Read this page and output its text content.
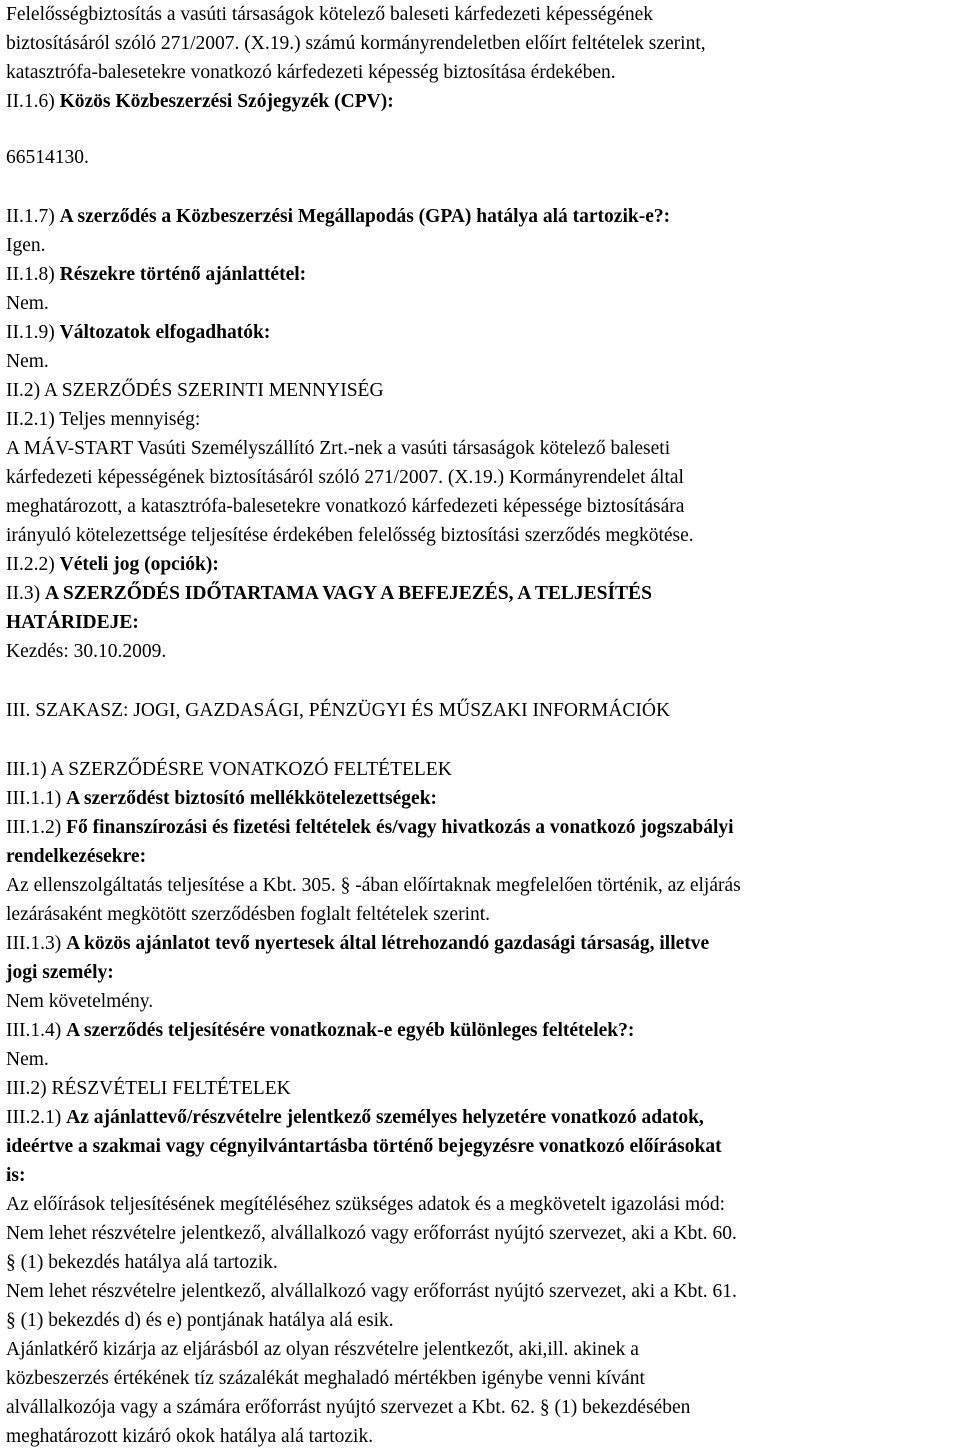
Felelősségbiztosítás a vasúti társaságok kötelező baleseti kárfedezeti képességének
biztosításáról szóló 271/2007. (X.19.) számú kormányrendeletben előírt feltételek szerint,
katasztrófa-balesetekre vonatkozó kárfedezeti képesség biztosítása érdekében.
II.1.6) Közös Közbeszerzési Szójegyzék (CPV):
66514130.
II.1.7) A szerződés a Közbeszerzési Megállapodás (GPA) hatálya alá tartozik-e?:
Igen.
II.1.8) Részekre történő ajánlattétel:
Nem.
II.1.9) Változatok elfogadhatók:
Nem.
II.2) A SZERZŐDÉS SZERINTI MENNYISÉG
II.2.1) Teljes mennyiség:
A MÁV-START Vasúti Személyszállító Zrt.-nek a vasúti társaságok kötelező baleseti
kárfedezeti képességének biztosításáról szóló 271/2007. (X.19.) Kormányrendelet által
meghatározott, a katasztrófa-balesetekre vonatkozó kárfedezeti képessége biztosítására
irányuló kötelezettsége teljesítése érdekében felelősség biztosítási szerződés megkötése.
II.2.2) Vételi jog (opciók):
II.3) A SZERZŐDÉS IDŐTARTAMA VAGY A BEFEJEZÉS, A TELJESÍTÉS
HATÁRIDEJE:
Kezdés: 30.10.2009.
III. SZAKASZ: JOGI, GAZDASÁGI, PÉNZÜGYI ÉS MŰSZAKI INFORMÁCIÓK
III.1) A SZERZŐDÉSRE VONATKOZÓ FELTÉTELEK
III.1.1) A szerződést biztosító mellékkötelezettségek:
III.1.2) Fő finanszírozási és fizetési feltételek és/vagy hivatkozás a vonatkozó jogszabályi
rendelkezésekre:
Az ellenszolgáltatás teljesítése a Kbt. 305. § -ában előírtaknak megfelelően történik, az eljárás
lezárásaként megkötött szerződésben foglalt feltételek szerint.
III.1.3) A közös ajánlatot tevő nyertesek által létrehozandó gazdasági társaság, illetve
jogi személy:
Nem követelmény.
III.1.4) A szerződés teljesítésére vonatkoznak-e egyéb különleges feltételek?:
Nem.
III.2) RÉSZVÉTELI FELTÉTELEK
III.2.1) Az ajánlattevő/részvételre jelentkező személyes helyzetére vonatkozó adatok,
ideértve a szakmai vagy cégnyilvántartásba történő bejegyzésre vonatkozó előírásokat
is:
Az előírások teljesítésének megítéléséhez szükséges adatok és a megkövetelt igazolási mód:
Nem lehet részvételre jelentkező, alvállalkozó vagy erőforrást nyújtó szervezet, aki a Kbt. 60.
§ (1) bekezdés hatálya alá tartozik.
Nem lehet részvételre jelentkező, alvállalkozó vagy erőforrást nyújtó szervezet, aki a Kbt. 61.
§ (1) bekezdés d) és e) pontjának hatálya alá esik.
Ajánlatkérő kizárja az eljárásból az olyan részvételre jelentkezőt, aki,ill. akinek a
közbeszerzés értékének tíz százalékát meghaladó mértékben igénybe venni kívánt
alvállalkozója vagy a számára erőforrást nyújtó szervezet a Kbt. 62. § (1) bekezdésében
meghatározott kizáró okok hatálya alá tartozik.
= = =
» **Task**
Pictures are not part of the copy; reproduce everything else in the records exactly.

» **Exercise output**
Read this page and output its text content.
Felelősségbiztosítás a vasúti társaságok kötelező baleseti kárfedezeti képességének
biztosításáról szóló 271/2007. (X.19.) számú kormányrendeletben előírt feltételek szerint,
katasztrófa-balesetekre vonatkozó kárfedezeti képesség biztosítása érdekében.
II.1.6) Közös Közbeszerzési Szójegyzék (CPV):
66514130.
II.1.7) A szerződés a Közbeszerzési Megállapodás (GPA) hatálya alá tartozik-e?:
Igen.
II.1.8) Részekre történő ajánlattétel:
Nem.
II.1.9) Változatok elfogadhatók:
Nem.
II.2) A SZERZŐDÉS SZERINTI MENNYISÉG
II.2.1) Teljes mennyiség:
A MÁV-START Vasúti Személyszállító Zrt.-nek a vasúti társaságok kötelező baleseti
kárfedezeti képességének biztosításáról szóló 271/2007. (X.19.) Kormányrendelet által
meghatározott, a katasztrófa-balesetekre vonatkozó kárfedezeti képessége biztosítására
irányuló kötelezettsége teljesítése érdekében felelősség biztosítási szerződés megkötése.
II.2.2) Vételi jog (opciók):
II.3) A SZERZŐDÉS IDŐTARTAMA VAGY A BEFEJEZÉS, A TELJESÍTÉS
HATÁRIDEJE:
Kezdés: 30.10.2009.
III. SZAKASZ: JOGI, GAZDASÁGI, PÉNZÜGYI ÉS MŰSZAKI INFORMÁCIÓK
III.1) A SZERZŐDÉSRE VONATKOZÓ FELTÉTELEK
III.1.1) A szerződést biztosító mellékkötelezettségek:
III.1.2) Fő finanszírozási és fizetési feltételek és/vagy hivatkozás a vonatkozó jogszabályi
rendelkezésekre:
Az ellenszolgáltatás teljesítése a Kbt. 305. § -ában előírtaknak megfelelően történik, az eljárás
lezárásaként megkötött szerződésben foglalt feltételek szerint.
III.1.3) A közös ajánlatot tevő nyertesek által létrehozandó gazdasági társaság, illetve
jogi személy:
Nem követelmény.
III.1.4) A szerződés teljesítésére vonatkoznak-e egyéb különleges feltételek?:
Nem.
III.2) RÉSZVÉTELI FELTÉTELEK
III.2.1) Az ajánlattevő/részvételre jelentkező személyes helyzetére vonatkozó adatok,
ideértve a szakmai vagy cégnyilvántartásba történő bejegyzésre vonatkozó előírásokat
is:
Az előírások teljesítésének megítéléséhez szükséges adatok és a megkövetelt igazolási mód:
Nem lehet részvételre jelentkező, alvállalkozó vagy erőforrást nyújtó szervezet, aki a Kbt. 60.
§ (1) bekezdés hatálya alá tartozik.
Nem lehet részvételre jelentkező, alvállalkozó vagy erőforrást nyújtó szervezet, aki a Kbt. 61.
§ (1) bekezdés d) és e) pontjának hatálya alá esik.
Ajánlatkérő kizárja az eljárásból az olyan részvételre jelentkezőt, aki,ill. akinek a
közbeszerzés értékének tíz százalékát meghaladó mértékben igénybe venni kívánt
alvállalkozója vagy a számára erőforrást nyújtó szervezet a Kbt. 62. § (1) bekezdésében
meghatározott kizáró okok hatálya alá tartozik.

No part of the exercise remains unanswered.